## Recorded data
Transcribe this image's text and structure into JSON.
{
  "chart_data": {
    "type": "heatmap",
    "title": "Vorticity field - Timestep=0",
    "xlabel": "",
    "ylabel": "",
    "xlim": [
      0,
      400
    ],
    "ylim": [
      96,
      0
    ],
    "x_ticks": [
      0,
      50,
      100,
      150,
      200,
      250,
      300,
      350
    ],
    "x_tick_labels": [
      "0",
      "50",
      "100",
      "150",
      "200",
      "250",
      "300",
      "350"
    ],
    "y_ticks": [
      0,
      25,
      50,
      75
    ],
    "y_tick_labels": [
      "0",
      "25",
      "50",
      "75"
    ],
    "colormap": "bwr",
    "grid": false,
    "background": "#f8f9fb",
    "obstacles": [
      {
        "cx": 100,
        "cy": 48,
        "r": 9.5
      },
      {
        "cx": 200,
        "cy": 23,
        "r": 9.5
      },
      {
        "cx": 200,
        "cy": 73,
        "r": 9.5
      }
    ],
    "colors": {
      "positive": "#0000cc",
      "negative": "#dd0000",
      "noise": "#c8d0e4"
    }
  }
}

## To be done
Type out all of the material again, word for word.

## The reply
Transcribe this image's text and structure into JSON.
{
  "chart_data": {
    "type": "heatmap",
    "title": "Vorticity field - Timestep=0",
    "xlabel": "",
    "ylabel": "",
    "xlim": [
      0,
      400
    ],
    "ylim": [
      96,
      0
    ],
    "x_ticks": [
      0,
      50,
      100,
      150,
      200,
      250,
      300,
      350
    ],
    "x_tick_labels": [
      "0",
      "50",
      "100",
      "150",
      "200",
      "250",
      "300",
      "350"
    ],
    "y_ticks": [
      0,
      25,
      50,
      75
    ],
    "y_tick_labels": [
      "0",
      "25",
      "50",
      "75"
    ],
    "colormap": "bwr",
    "grid": false,
    "background": "#f8f9fb",
    "obstacles": [
      {
        "cx": 100,
        "cy": 48,
        "r": 9.5
      },
      {
        "cx": 200,
        "cy": 23,
        "r": 9.5
      },
      {
        "cx": 200,
        "cy": 73,
        "r": 9.5
      }
    ],
    "colors": {
      "positive": "#0000cc",
      "negative": "#dd0000",
      "noise": "#c8d0e4"
    }
  }
}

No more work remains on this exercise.